Goal: Your task is to transcribe all of the data below exactly, omitting the images.
━━━ Data for this exercise
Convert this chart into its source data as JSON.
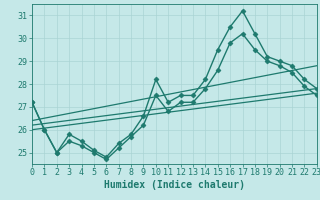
{
  "xlabel": "Humidex (Indice chaleur)",
  "xlim": [
    0,
    23
  ],
  "ylim": [
    24.5,
    31.5
  ],
  "yticks": [
    25,
    26,
    27,
    28,
    29,
    30,
    31
  ],
  "xticks": [
    0,
    1,
    2,
    3,
    4,
    5,
    6,
    7,
    8,
    9,
    10,
    11,
    12,
    13,
    14,
    15,
    16,
    17,
    18,
    19,
    20,
    21,
    22,
    23
  ],
  "bg_color": "#c5e8e8",
  "grid_color": "#aad4d4",
  "line_color": "#1e7a6e",
  "lines": [
    {
      "x": [
        0,
        1,
        2,
        3,
        4,
        5,
        6,
        7,
        8,
        9,
        10,
        11,
        12,
        13,
        14,
        15,
        16,
        17,
        18,
        19,
        20,
        21,
        22,
        23
      ],
      "y": [
        27.2,
        26.0,
        25.0,
        25.8,
        25.5,
        25.1,
        24.8,
        25.4,
        25.8,
        26.6,
        28.2,
        27.2,
        27.5,
        27.5,
        28.2,
        29.5,
        30.5,
        31.2,
        30.2,
        29.2,
        29.0,
        28.8,
        28.2,
        27.8
      ],
      "marker": "D",
      "markersize": 2.5,
      "linewidth": 1.0
    },
    {
      "x": [
        0,
        1,
        2,
        3,
        4,
        5,
        6,
        7,
        8,
        9,
        10,
        11,
        12,
        13,
        14,
        15,
        16,
        17,
        18,
        19,
        20,
        21,
        22,
        23
      ],
      "y": [
        27.2,
        26.0,
        25.0,
        25.5,
        25.3,
        25.0,
        24.7,
        25.2,
        25.7,
        26.2,
        27.5,
        26.8,
        27.2,
        27.2,
        27.8,
        28.6,
        29.8,
        30.2,
        29.5,
        29.0,
        28.8,
        28.5,
        27.9,
        27.5
      ],
      "marker": "D",
      "markersize": 2.5,
      "linewidth": 1.0
    },
    {
      "x": [
        0,
        23
      ],
      "y": [
        26.0,
        27.6
      ],
      "marker": null,
      "markersize": 0,
      "linewidth": 0.9
    },
    {
      "x": [
        0,
        23
      ],
      "y": [
        26.2,
        27.8
      ],
      "marker": null,
      "markersize": 0,
      "linewidth": 0.9
    },
    {
      "x": [
        0,
        23
      ],
      "y": [
        26.4,
        28.8
      ],
      "marker": null,
      "markersize": 0,
      "linewidth": 0.9
    }
  ],
  "tick_fontsize": 6,
  "xlabel_fontsize": 7
}
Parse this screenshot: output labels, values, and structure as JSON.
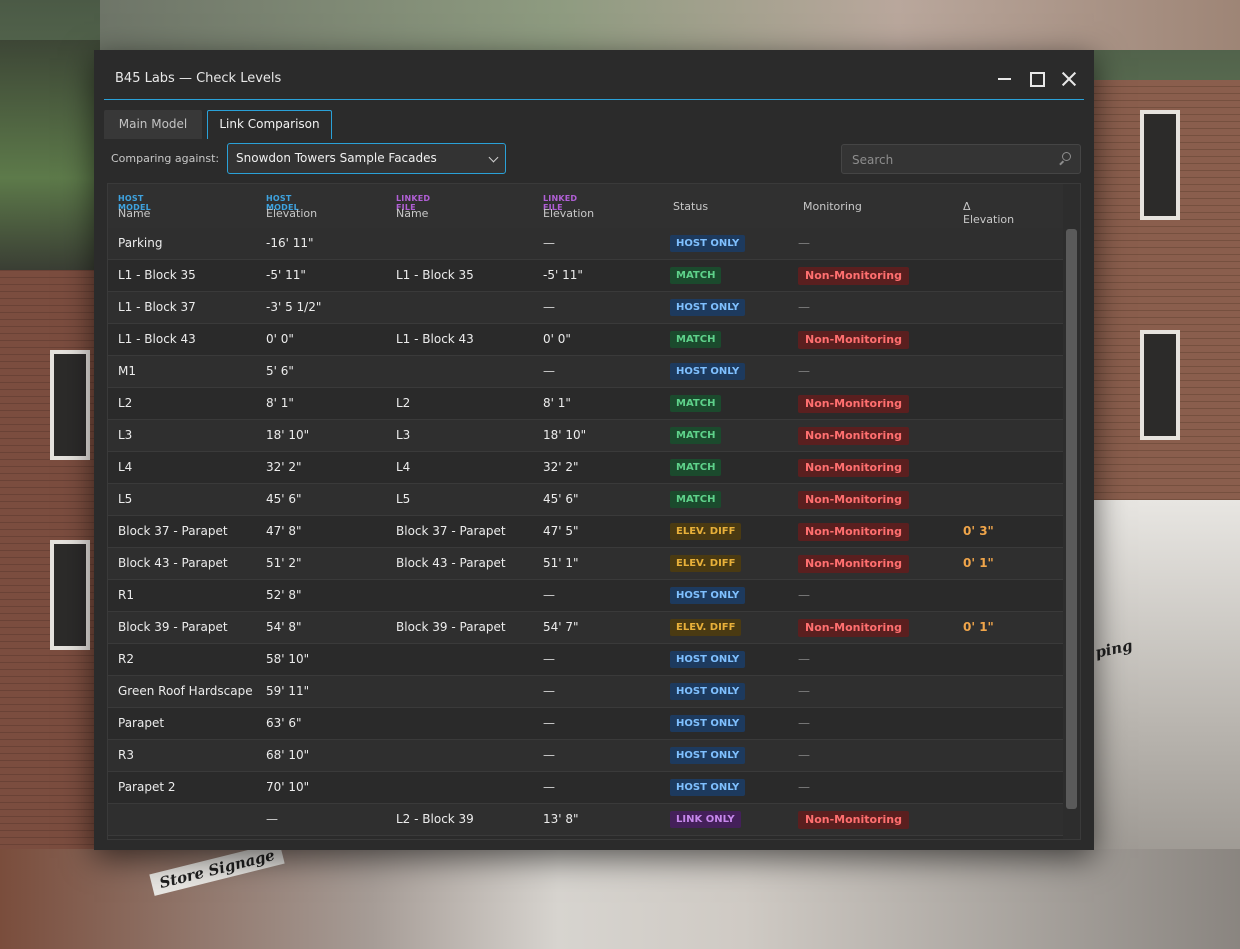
{
  "dialog": {
    "title": "B45 Labs — Check Levels"
  },
  "tabs": [
    {
      "label": "Main Model",
      "active": false
    },
    {
      "label": "Link Comparison",
      "active": true
    }
  ],
  "compare": {
    "label": "Comparing against:",
    "value": "Snowdon Towers Sample Facades"
  },
  "search": {
    "placeholder": "Search"
  },
  "background": {
    "store_sign": "Store Signage",
    "right_sign": "ping"
  },
  "columns": {
    "host_name": {
      "group": "HOST MODEL",
      "label": "Name"
    },
    "host_elev": {
      "group": "HOST MODEL",
      "label": "Elevation"
    },
    "link_name": {
      "group": "LINKED FILE",
      "label": "Name"
    },
    "link_elev": {
      "group": "LINKED FILE",
      "label": "Elevation"
    },
    "status": "Status",
    "monitoring": "Monitoring",
    "delta": "Δ Elevation"
  },
  "rows": [
    {
      "name": "Parking",
      "elev": "-16'  11\"",
      "lname": "",
      "lelev": "—",
      "status": "HOST ONLY",
      "mon": "—",
      "delta": ""
    },
    {
      "name": "L1 - Block 35",
      "elev": "-5'  11\"",
      "lname": "L1 - Block 35",
      "lelev": "-5'  11\"",
      "status": "MATCH",
      "mon": "Non-Monitoring",
      "delta": ""
    },
    {
      "name": "L1 - Block 37",
      "elev": "-3'  5 1/2\"",
      "lname": "",
      "lelev": "—",
      "status": "HOST ONLY",
      "mon": "—",
      "delta": ""
    },
    {
      "name": "L1 - Block 43",
      "elev": "0'  0\"",
      "lname": "L1 - Block 43",
      "lelev": "0'  0\"",
      "status": "MATCH",
      "mon": "Non-Monitoring",
      "delta": ""
    },
    {
      "name": "M1",
      "elev": "5'  6\"",
      "lname": "",
      "lelev": "—",
      "status": "HOST ONLY",
      "mon": "—",
      "delta": ""
    },
    {
      "name": "L2",
      "elev": "8'  1\"",
      "lname": "L2",
      "lelev": "8'  1\"",
      "status": "MATCH",
      "mon": "Non-Monitoring",
      "delta": ""
    },
    {
      "name": "L3",
      "elev": "18'  10\"",
      "lname": "L3",
      "lelev": "18'  10\"",
      "status": "MATCH",
      "mon": "Non-Monitoring",
      "delta": ""
    },
    {
      "name": "L4",
      "elev": "32'  2\"",
      "lname": "L4",
      "lelev": "32'  2\"",
      "status": "MATCH",
      "mon": "Non-Monitoring",
      "delta": ""
    },
    {
      "name": "L5",
      "elev": "45'  6\"",
      "lname": "L5",
      "lelev": "45'  6\"",
      "status": "MATCH",
      "mon": "Non-Monitoring",
      "delta": ""
    },
    {
      "name": "Block 37 - Parapet",
      "elev": "47'  8\"",
      "lname": "Block 37 - Parapet",
      "lelev": "47'  5\"",
      "status": "ELEV. DIFF",
      "mon": "Non-Monitoring",
      "delta": "0'  3\""
    },
    {
      "name": "Block 43 - Parapet",
      "elev": "51'  2\"",
      "lname": "Block 43 - Parapet",
      "lelev": "51'  1\"",
      "status": "ELEV. DIFF",
      "mon": "Non-Monitoring",
      "delta": "0'  1\""
    },
    {
      "name": "R1",
      "elev": "52'  8\"",
      "lname": "",
      "lelev": "—",
      "status": "HOST ONLY",
      "mon": "—",
      "delta": ""
    },
    {
      "name": "Block 39 - Parapet",
      "elev": "54'  8\"",
      "lname": "Block 39 - Parapet",
      "lelev": "54'  7\"",
      "status": "ELEV. DIFF",
      "mon": "Non-Monitoring",
      "delta": "0'  1\""
    },
    {
      "name": "R2",
      "elev": "58'  10\"",
      "lname": "",
      "lelev": "—",
      "status": "HOST ONLY",
      "mon": "—",
      "delta": ""
    },
    {
      "name": "Green Roof Hardscape",
      "elev": "59'  11\"",
      "lname": "",
      "lelev": "—",
      "status": "HOST ONLY",
      "mon": "—",
      "delta": ""
    },
    {
      "name": "Parapet",
      "elev": "63'  6\"",
      "lname": "",
      "lelev": "—",
      "status": "HOST ONLY",
      "mon": "—",
      "delta": ""
    },
    {
      "name": "R3",
      "elev": "68'  10\"",
      "lname": "",
      "lelev": "—",
      "status": "HOST ONLY",
      "mon": "—",
      "delta": ""
    },
    {
      "name": "Parapet 2",
      "elev": "70'  10\"",
      "lname": "",
      "lelev": "—",
      "status": "HOST ONLY",
      "mon": "—",
      "delta": ""
    },
    {
      "name": "",
      "elev": "—",
      "lname": "L2 - Block 39",
      "lelev": "13'  8\"",
      "status": "LINK ONLY",
      "mon": "Non-Monitoring",
      "delta": ""
    }
  ],
  "colors": {
    "accent": "#2aa1d8",
    "host_only": "#7fc0ff",
    "match": "#5ed18a",
    "elev_diff": "#e8b03a",
    "link_only": "#c788ec",
    "non_monitoring": "#ff6f6f",
    "delta": "#f0a54a"
  }
}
━━━━━━
Answer below:
Convert this chart into its source data as JSON.
{
  "xlabel": "Humidex (Indice chaleur)",
  "xlim": [
    0,
    23
  ],
  "ylim": [
    24.5,
    31.5
  ],
  "yticks": [
    25,
    26,
    27,
    28,
    29,
    30,
    31
  ],
  "xticks": [
    0,
    1,
    2,
    3,
    4,
    5,
    6,
    7,
    8,
    9,
    10,
    11,
    12,
    13,
    14,
    15,
    16,
    17,
    18,
    19,
    20,
    21,
    22,
    23
  ],
  "bg_color": "#c5e8e8",
  "grid_color": "#aad4d4",
  "line_color": "#1e7a6e",
  "lines": [
    {
      "x": [
        0,
        1,
        2,
        3,
        4,
        5,
        6,
        7,
        8,
        9,
        10,
        11,
        12,
        13,
        14,
        15,
        16,
        17,
        18,
        19,
        20,
        21,
        22,
        23
      ],
      "y": [
        27.2,
        26.0,
        25.0,
        25.8,
        25.5,
        25.1,
        24.8,
        25.4,
        25.8,
        26.6,
        28.2,
        27.2,
        27.5,
        27.5,
        28.2,
        29.5,
        30.5,
        31.2,
        30.2,
        29.2,
        29.0,
        28.8,
        28.2,
        27.8
      ],
      "marker": "D",
      "markersize": 2.5,
      "linewidth": 1.0
    },
    {
      "x": [
        0,
        1,
        2,
        3,
        4,
        5,
        6,
        7,
        8,
        9,
        10,
        11,
        12,
        13,
        14,
        15,
        16,
        17,
        18,
        19,
        20,
        21,
        22,
        23
      ],
      "y": [
        27.2,
        26.0,
        25.0,
        25.5,
        25.3,
        25.0,
        24.7,
        25.2,
        25.7,
        26.2,
        27.5,
        26.8,
        27.2,
        27.2,
        27.8,
        28.6,
        29.8,
        30.2,
        29.5,
        29.0,
        28.8,
        28.5,
        27.9,
        27.5
      ],
      "marker": "D",
      "markersize": 2.5,
      "linewidth": 1.0
    },
    {
      "x": [
        0,
        23
      ],
      "y": [
        26.0,
        27.6
      ],
      "marker": null,
      "markersize": 0,
      "linewidth": 0.9
    },
    {
      "x": [
        0,
        23
      ],
      "y": [
        26.2,
        27.8
      ],
      "marker": null,
      "markersize": 0,
      "linewidth": 0.9
    },
    {
      "x": [
        0,
        23
      ],
      "y": [
        26.4,
        28.8
      ],
      "marker": null,
      "markersize": 0,
      "linewidth": 0.9
    }
  ],
  "tick_fontsize": 6,
  "xlabel_fontsize": 7
}
Parse this screenshot: output labels, values, and structure as JSON.
{
  "dialog": {
    "title": "B45 Labs — Check Levels"
  },
  "tabs": [
    {
      "label": "Main Model",
      "active": false
    },
    {
      "label": "Link Comparison",
      "active": true
    }
  ],
  "compare": {
    "label": "Comparing against:",
    "value": "Snowdon Towers Sample Facades"
  },
  "search": {
    "placeholder": "Search"
  },
  "background": {
    "store_sign": "Store Signage",
    "right_sign": "ping"
  },
  "columns": {
    "host_name": {
      "group": "HOST MODEL",
      "label": "Name"
    },
    "host_elev": {
      "group": "HOST MODEL",
      "label": "Elevation"
    },
    "link_name": {
      "group": "LINKED FILE",
      "label": "Name"
    },
    "link_elev": {
      "group": "LINKED FILE",
      "label": "Elevation"
    },
    "status": "Status",
    "monitoring": "Monitoring",
    "delta": "Δ Elevation"
  },
  "rows": [
    {
      "name": "Parking",
      "elev": "-16'  11\"",
      "lname": "",
      "lelev": "—",
      "status": "HOST ONLY",
      "mon": "—",
      "delta": ""
    },
    {
      "name": "L1 - Block 35",
      "elev": "-5'  11\"",
      "lname": "L1 - Block 35",
      "lelev": "-5'  11\"",
      "status": "MATCH",
      "mon": "Non-Monitoring",
      "delta": ""
    },
    {
      "name": "L1 - Block 37",
      "elev": "-3'  5 1/2\"",
      "lname": "",
      "lelev": "—",
      "status": "HOST ONLY",
      "mon": "—",
      "delta": ""
    },
    {
      "name": "L1 - Block 43",
      "elev": "0'  0\"",
      "lname": "L1 - Block 43",
      "lelev": "0'  0\"",
      "status": "MATCH",
      "mon": "Non-Monitoring",
      "delta": ""
    },
    {
      "name": "M1",
      "elev": "5'  6\"",
      "lname": "",
      "lelev": "—",
      "status": "HOST ONLY",
      "mon": "—",
      "delta": ""
    },
    {
      "name": "L2",
      "elev": "8'  1\"",
      "lname": "L2",
      "lelev": "8'  1\"",
      "status": "MATCH",
      "mon": "Non-Monitoring",
      "delta": ""
    },
    {
      "name": "L3",
      "elev": "18'  10\"",
      "lname": "L3",
      "lelev": "18'  10\"",
      "status": "MATCH",
      "mon": "Non-Monitoring",
      "delta": ""
    },
    {
      "name": "L4",
      "elev": "32'  2\"",
      "lname": "L4",
      "lelev": "32'  2\"",
      "status": "MATCH",
      "mon": "Non-Monitoring",
      "delta": ""
    },
    {
      "name": "L5",
      "elev": "45'  6\"",
      "lname": "L5",
      "lelev": "45'  6\"",
      "status": "MATCH",
      "mon": "Non-Monitoring",
      "delta": ""
    },
    {
      "name": "Block 37 - Parapet",
      "elev": "47'  8\"",
      "lname": "Block 37 - Parapet",
      "lelev": "47'  5\"",
      "status": "ELEV. DIFF",
      "mon": "Non-Monitoring",
      "delta": "0'  3\""
    },
    {
      "name": "Block 43 - Parapet",
      "elev": "51'  2\"",
      "lname": "Block 43 - Parapet",
      "lelev": "51'  1\"",
      "status": "ELEV. DIFF",
      "mon": "Non-Monitoring",
      "delta": "0'  1\""
    },
    {
      "name": "R1",
      "elev": "52'  8\"",
      "lname": "",
      "lelev": "—",
      "status": "HOST ONLY",
      "mon": "—",
      "delta": ""
    },
    {
      "name": "Block 39 - Parapet",
      "elev": "54'  8\"",
      "lname": "Block 39 - Parapet",
      "lelev": "54'  7\"",
      "status": "ELEV. DIFF",
      "mon": "Non-Monitoring",
      "delta": "0'  1\""
    },
    {
      "name": "R2",
      "elev": "58'  10\"",
      "lname": "",
      "lelev": "—",
      "status": "HOST ONLY",
      "mon": "—",
      "delta": ""
    },
    {
      "name": "Green Roof Hardscape",
      "elev": "59'  11\"",
      "lname": "",
      "lelev": "—",
      "status": "HOST ONLY",
      "mon": "—",
      "delta": ""
    },
    {
      "name": "Parapet",
      "elev": "63'  6\"",
      "lname": "",
      "lelev": "—",
      "status": "HOST ONLY",
      "mon": "—",
      "delta": ""
    },
    {
      "name": "R3",
      "elev": "68'  10\"",
      "lname": "",
      "lelev": "—",
      "status": "HOST ONLY",
      "mon": "—",
      "delta": ""
    },
    {
      "name": "Parapet 2",
      "elev": "70'  10\"",
      "lname": "",
      "lelev": "—",
      "status": "HOST ONLY",
      "mon": "—",
      "delta": ""
    },
    {
      "name": "",
      "elev": "—",
      "lname": "L2 - Block 39",
      "lelev": "13'  8\"",
      "status": "LINK ONLY",
      "mon": "Non-Monitoring",
      "delta": ""
    }
  ],
  "colors": {
    "accent": "#2aa1d8",
    "host_only": "#7fc0ff",
    "match": "#5ed18a",
    "elev_diff": "#e8b03a",
    "link_only": "#c788ec",
    "non_monitoring": "#ff6f6f",
    "delta": "#f0a54a"
  }
}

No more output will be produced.